(SHORT TASK): Look for "index" in the listing below. Gather each line that contains it.

↓

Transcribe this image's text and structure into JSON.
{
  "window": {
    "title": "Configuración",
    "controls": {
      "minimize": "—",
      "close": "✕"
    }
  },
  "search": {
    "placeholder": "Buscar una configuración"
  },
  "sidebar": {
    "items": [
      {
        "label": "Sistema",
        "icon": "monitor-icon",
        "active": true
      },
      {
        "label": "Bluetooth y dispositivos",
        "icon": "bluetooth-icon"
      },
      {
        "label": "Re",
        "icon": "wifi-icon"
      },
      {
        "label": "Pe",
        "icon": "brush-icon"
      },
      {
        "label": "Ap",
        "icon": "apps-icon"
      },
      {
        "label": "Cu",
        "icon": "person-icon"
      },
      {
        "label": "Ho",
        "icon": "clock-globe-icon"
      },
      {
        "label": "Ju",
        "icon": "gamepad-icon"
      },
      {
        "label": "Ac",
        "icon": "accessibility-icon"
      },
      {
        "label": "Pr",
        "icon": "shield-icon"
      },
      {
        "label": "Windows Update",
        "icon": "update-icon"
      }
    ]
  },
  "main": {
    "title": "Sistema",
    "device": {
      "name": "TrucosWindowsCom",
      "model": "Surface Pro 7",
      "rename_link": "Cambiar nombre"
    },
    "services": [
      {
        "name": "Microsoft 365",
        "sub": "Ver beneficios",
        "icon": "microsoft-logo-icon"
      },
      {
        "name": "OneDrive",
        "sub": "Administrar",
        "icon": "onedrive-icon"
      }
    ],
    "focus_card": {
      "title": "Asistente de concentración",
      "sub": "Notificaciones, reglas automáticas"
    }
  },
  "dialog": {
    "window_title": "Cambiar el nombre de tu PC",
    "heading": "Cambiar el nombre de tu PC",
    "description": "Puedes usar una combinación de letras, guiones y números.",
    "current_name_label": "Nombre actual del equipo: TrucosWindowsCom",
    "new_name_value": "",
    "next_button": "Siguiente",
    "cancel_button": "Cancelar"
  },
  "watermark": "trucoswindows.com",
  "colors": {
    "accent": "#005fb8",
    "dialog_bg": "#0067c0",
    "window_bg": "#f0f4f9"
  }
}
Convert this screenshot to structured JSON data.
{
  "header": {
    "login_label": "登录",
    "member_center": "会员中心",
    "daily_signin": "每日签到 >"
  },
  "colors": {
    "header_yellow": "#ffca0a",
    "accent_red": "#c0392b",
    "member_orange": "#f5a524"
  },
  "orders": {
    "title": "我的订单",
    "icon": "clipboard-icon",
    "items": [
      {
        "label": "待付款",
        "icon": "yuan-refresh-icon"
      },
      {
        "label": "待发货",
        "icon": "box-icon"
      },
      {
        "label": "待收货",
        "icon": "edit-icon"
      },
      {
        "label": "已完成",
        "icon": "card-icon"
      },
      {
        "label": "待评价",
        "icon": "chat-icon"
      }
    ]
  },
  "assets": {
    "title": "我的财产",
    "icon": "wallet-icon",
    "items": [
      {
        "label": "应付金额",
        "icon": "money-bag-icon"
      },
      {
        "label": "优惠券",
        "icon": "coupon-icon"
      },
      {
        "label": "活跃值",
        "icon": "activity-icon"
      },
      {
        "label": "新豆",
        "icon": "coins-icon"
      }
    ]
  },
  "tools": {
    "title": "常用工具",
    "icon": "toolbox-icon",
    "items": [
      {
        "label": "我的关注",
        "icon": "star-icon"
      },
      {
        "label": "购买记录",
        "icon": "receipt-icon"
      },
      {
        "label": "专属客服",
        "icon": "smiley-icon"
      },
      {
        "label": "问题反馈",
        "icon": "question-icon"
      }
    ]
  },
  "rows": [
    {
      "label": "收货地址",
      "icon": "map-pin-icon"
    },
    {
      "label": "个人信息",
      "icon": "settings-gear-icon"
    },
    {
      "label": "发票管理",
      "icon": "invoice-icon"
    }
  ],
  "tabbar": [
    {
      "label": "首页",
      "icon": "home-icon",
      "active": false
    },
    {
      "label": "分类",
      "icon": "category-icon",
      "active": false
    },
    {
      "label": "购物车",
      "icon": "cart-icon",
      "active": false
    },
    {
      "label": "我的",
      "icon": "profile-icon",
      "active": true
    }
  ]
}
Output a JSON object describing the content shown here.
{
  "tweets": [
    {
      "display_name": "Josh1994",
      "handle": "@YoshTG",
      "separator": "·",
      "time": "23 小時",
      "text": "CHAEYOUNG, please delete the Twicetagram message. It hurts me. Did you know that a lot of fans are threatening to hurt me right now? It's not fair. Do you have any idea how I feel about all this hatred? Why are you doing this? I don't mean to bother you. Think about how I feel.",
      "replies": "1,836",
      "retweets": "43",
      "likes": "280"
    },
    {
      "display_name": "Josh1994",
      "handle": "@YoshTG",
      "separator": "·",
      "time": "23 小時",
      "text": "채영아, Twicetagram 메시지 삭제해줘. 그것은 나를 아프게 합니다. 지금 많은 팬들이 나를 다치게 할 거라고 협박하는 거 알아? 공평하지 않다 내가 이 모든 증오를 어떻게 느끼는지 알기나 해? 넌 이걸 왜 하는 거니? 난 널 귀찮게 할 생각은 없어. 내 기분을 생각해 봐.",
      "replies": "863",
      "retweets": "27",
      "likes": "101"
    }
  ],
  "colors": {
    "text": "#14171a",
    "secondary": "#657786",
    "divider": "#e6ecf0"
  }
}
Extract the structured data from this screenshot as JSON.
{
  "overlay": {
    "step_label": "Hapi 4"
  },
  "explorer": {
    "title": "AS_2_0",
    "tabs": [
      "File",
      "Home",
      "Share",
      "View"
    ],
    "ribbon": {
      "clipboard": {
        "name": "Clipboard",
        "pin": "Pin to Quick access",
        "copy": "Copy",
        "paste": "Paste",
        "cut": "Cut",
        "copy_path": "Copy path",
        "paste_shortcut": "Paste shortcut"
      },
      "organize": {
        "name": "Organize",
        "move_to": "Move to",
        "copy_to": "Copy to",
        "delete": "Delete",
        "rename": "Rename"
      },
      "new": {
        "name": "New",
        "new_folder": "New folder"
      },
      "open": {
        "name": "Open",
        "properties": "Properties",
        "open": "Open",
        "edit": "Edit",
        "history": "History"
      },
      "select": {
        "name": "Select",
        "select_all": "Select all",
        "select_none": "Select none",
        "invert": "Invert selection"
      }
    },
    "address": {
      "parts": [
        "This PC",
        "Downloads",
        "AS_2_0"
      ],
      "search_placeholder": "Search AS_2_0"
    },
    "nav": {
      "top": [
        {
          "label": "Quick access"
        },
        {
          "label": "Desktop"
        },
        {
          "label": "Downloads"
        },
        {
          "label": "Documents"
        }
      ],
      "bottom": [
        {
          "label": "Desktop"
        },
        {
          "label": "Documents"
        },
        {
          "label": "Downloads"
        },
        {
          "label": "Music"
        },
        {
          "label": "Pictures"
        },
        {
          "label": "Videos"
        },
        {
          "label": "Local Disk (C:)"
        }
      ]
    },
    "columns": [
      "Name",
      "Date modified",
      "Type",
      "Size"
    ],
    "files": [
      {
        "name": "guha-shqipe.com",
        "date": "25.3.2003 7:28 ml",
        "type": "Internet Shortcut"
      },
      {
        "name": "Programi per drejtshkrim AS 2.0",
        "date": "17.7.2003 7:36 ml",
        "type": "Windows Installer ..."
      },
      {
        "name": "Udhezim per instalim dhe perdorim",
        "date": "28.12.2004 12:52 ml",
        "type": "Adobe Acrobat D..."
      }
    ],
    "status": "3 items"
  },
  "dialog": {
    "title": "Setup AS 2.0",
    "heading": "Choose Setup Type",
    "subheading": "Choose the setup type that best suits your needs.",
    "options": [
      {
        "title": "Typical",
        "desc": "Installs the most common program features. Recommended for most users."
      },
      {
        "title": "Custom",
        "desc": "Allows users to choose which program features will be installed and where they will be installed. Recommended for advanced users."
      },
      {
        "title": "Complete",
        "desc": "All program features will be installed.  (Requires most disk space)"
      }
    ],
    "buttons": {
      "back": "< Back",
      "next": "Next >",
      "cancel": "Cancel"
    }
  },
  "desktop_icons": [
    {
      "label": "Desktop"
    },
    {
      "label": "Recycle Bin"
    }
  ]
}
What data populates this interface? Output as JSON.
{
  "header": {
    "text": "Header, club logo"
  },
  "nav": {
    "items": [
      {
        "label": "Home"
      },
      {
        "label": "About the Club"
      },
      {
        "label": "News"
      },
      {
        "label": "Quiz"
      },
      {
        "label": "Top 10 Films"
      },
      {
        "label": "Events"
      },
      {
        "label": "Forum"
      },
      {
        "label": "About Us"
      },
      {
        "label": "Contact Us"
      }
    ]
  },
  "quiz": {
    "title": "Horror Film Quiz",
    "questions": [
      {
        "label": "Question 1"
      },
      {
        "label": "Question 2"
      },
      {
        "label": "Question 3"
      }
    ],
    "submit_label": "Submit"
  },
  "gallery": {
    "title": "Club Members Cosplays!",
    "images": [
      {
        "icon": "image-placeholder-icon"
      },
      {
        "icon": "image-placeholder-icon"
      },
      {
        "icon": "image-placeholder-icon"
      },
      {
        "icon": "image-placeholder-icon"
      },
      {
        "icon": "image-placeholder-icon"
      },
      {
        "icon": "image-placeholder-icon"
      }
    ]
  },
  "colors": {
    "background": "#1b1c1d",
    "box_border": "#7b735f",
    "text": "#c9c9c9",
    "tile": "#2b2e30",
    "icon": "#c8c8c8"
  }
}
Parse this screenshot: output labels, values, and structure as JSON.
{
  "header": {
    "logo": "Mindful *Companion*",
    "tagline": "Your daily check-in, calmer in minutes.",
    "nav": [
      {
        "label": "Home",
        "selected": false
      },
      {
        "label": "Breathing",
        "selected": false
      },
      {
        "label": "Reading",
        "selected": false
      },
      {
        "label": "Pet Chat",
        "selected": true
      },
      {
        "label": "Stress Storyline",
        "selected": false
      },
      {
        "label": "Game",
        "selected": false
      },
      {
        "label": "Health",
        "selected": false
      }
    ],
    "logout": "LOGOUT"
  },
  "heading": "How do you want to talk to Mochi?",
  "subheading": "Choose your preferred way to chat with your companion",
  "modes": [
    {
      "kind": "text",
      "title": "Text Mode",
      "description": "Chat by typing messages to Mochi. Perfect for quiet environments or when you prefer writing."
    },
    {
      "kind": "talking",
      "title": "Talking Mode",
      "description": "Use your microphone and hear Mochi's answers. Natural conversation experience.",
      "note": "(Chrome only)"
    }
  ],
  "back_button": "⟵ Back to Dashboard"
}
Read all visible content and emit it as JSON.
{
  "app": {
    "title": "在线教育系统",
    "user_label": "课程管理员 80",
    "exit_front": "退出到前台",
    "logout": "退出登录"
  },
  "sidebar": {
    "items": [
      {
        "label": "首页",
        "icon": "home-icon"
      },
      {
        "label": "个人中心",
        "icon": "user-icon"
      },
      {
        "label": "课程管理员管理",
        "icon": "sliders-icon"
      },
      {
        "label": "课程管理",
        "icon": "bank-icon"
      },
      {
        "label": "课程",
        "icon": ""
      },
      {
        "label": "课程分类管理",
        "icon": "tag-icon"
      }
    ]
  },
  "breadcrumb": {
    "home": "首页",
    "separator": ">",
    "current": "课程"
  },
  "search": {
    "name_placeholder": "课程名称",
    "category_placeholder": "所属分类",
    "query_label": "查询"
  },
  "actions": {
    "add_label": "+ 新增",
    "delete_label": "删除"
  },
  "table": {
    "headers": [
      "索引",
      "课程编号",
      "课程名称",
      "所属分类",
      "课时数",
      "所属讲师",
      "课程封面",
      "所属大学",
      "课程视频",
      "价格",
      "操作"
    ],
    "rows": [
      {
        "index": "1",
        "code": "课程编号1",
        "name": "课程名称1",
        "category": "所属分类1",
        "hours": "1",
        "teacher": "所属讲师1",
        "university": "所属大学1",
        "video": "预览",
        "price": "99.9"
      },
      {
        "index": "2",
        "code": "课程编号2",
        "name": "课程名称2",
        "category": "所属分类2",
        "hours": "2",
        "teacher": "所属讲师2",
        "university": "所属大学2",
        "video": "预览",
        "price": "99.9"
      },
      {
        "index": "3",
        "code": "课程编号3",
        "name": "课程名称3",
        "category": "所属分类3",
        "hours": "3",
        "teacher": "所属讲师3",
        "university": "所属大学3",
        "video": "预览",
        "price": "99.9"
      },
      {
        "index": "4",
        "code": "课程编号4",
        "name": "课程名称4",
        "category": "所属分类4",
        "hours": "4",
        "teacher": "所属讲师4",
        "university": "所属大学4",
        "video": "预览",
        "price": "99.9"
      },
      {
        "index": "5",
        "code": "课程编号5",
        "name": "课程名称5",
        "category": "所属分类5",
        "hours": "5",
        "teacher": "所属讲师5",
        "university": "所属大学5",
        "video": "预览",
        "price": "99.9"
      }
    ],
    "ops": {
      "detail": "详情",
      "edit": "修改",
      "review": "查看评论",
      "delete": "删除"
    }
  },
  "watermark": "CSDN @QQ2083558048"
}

↑

(RESULT):
        "index": "1",
        "index": "2",
        "index": "3",
        "index": "4",
        "index": "5",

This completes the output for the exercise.